Goal →
Write out all entries word for word.

Provided information →
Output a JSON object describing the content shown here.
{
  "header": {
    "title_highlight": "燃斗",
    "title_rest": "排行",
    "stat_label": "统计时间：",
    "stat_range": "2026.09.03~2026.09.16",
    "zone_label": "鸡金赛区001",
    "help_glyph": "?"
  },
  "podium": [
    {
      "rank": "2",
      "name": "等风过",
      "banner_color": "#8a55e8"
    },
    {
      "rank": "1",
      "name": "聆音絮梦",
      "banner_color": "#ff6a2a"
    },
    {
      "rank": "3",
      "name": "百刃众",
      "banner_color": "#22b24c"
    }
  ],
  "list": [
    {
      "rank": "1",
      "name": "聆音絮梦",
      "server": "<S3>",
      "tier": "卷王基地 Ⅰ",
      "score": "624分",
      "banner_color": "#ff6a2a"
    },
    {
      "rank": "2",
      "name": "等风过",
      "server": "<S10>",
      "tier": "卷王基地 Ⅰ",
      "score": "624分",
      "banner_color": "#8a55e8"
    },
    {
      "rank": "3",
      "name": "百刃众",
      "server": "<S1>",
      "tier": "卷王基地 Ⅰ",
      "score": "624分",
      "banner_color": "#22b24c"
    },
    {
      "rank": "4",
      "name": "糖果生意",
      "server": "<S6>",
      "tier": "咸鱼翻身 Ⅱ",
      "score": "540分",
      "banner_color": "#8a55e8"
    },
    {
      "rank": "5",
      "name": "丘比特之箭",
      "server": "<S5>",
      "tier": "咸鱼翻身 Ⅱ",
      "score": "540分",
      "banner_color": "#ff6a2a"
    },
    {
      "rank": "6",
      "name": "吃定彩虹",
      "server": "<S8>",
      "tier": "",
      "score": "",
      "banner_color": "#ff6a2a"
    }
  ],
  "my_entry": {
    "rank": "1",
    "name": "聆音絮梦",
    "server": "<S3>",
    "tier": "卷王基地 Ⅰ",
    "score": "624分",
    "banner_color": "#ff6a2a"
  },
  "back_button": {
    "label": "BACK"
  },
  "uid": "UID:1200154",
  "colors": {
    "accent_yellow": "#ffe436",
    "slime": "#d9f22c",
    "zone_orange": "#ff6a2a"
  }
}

Finished exercise →
Output a JSON object describing the content shown here.
{
  "header": {
    "title_highlight": "燃斗",
    "title_rest": "排行",
    "stat_label": "统计时间：",
    "stat_range": "2026.09.03~2026.09.16",
    "zone_label": "鸡金赛区001",
    "help_glyph": "?"
  },
  "podium": [
    {
      "rank": "2",
      "name": "等风过",
      "banner_color": "#8a55e8"
    },
    {
      "rank": "1",
      "name": "聆音絮梦",
      "banner_color": "#ff6a2a"
    },
    {
      "rank": "3",
      "name": "百刃众",
      "banner_color": "#22b24c"
    }
  ],
  "list": [
    {
      "rank": "1",
      "name": "聆音絮梦",
      "server": "<S3>",
      "tier": "卷王基地 Ⅰ",
      "score": "624分",
      "banner_color": "#ff6a2a"
    },
    {
      "rank": "2",
      "name": "等风过",
      "server": "<S10>",
      "tier": "卷王基地 Ⅰ",
      "score": "624分",
      "banner_color": "#8a55e8"
    },
    {
      "rank": "3",
      "name": "百刃众",
      "server": "<S1>",
      "tier": "卷王基地 Ⅰ",
      "score": "624分",
      "banner_color": "#22b24c"
    },
    {
      "rank": "4",
      "name": "糖果生意",
      "server": "<S6>",
      "tier": "咸鱼翻身 Ⅱ",
      "score": "540分",
      "banner_color": "#8a55e8"
    },
    {
      "rank": "5",
      "name": "丘比特之箭",
      "server": "<S5>",
      "tier": "咸鱼翻身 Ⅱ",
      "score": "540分",
      "banner_color": "#ff6a2a"
    },
    {
      "rank": "6",
      "name": "吃定彩虹",
      "server": "<S8>",
      "tier": "",
      "score": "",
      "banner_color": "#ff6a2a"
    }
  ],
  "my_entry": {
    "rank": "1",
    "name": "聆音絮梦",
    "server": "<S3>",
    "tier": "卷王基地 Ⅰ",
    "score": "624分",
    "banner_color": "#ff6a2a"
  },
  "back_button": {
    "label": "BACK"
  },
  "uid": "UID:1200154",
  "colors": {
    "accent_yellow": "#ffe436",
    "slime": "#d9f22c",
    "zone_orange": "#ff6a2a"
  }
}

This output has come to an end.